■ Problem description:
Rewrite every row below with each "Reaction time" switched to "Elapsed time", leaving everything else unchanged.
---
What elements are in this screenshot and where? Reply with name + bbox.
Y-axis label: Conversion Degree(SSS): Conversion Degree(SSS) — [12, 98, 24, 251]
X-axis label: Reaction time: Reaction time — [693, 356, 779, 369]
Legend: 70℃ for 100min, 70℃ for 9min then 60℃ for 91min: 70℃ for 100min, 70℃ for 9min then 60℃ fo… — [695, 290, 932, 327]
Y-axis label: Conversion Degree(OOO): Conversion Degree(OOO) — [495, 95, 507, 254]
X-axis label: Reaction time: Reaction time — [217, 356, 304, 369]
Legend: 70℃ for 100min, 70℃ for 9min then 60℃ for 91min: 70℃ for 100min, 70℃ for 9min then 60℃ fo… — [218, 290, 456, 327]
---
■ Task solution:
What elements are in this screenshot and where? Reply with name + bbox.
Y-axis label: Conversion Degree(SSS): Conversion Degree(SSS) — [12, 98, 24, 251]
X-axis label: Elapsed time: Elapsed time — [693, 356, 779, 369]
Legend: 70℃ for 100min, 70℃ for 9min then 60℃ for 91min: 70℃ for 100min, 70℃ for 9min then 60℃ fo… — [695, 290, 932, 327]
Y-axis label: Conversion Degree(OOO): Conversion Degree(OOO) — [495, 95, 507, 254]
X-axis label: Elapsed time: Elapsed time — [217, 356, 304, 369]
Legend: 70℃ for 100min, 70℃ for 9min then 60℃ for 91min: 70℃ for 100min, 70℃ for 9min then 60℃ fo… — [218, 290, 456, 327]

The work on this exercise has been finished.